[Exercise material]
══════════════════════════════
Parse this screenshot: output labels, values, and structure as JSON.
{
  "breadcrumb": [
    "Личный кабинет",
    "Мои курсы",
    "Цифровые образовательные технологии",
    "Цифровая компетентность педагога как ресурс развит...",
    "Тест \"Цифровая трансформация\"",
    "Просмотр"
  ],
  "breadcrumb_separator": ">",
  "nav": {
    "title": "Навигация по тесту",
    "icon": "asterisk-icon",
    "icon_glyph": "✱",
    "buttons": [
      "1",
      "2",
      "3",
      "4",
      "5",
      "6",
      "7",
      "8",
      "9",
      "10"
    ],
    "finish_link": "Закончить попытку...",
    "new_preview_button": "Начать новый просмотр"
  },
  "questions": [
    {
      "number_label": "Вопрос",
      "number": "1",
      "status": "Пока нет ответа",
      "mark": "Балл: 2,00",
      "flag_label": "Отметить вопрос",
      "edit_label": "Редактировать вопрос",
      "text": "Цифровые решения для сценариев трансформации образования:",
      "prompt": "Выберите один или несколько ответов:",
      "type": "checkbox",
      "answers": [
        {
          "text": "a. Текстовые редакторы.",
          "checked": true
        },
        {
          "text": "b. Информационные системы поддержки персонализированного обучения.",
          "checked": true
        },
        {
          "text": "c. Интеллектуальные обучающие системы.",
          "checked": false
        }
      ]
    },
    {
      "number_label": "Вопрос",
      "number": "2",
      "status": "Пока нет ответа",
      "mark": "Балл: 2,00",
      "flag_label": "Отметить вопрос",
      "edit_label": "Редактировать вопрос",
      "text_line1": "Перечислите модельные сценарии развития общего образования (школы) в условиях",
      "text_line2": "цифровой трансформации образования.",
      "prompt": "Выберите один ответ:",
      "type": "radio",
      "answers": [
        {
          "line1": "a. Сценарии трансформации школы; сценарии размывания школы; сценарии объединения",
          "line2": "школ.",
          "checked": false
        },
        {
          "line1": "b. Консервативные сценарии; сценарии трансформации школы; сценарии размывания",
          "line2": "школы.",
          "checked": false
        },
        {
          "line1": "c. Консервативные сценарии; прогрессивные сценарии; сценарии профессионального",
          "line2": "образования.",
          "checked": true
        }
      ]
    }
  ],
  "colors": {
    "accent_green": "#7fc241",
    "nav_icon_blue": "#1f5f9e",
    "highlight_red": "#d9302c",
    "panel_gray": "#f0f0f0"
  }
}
══════════════════════════════
[Challenge] Collect every line above that contains the word "трансформации".

[Result]
      "text": "Цифровые решения для сценариев трансформации образования:",
      "text_line2": "цифровой трансформации образования.",
          "line1": "a. Сценарии трансформации школы; сценарии размывания школы; сценарии объединения",
          "line1": "b. Консервативные сценарии; сценарии трансформации школы; сценарии размывания",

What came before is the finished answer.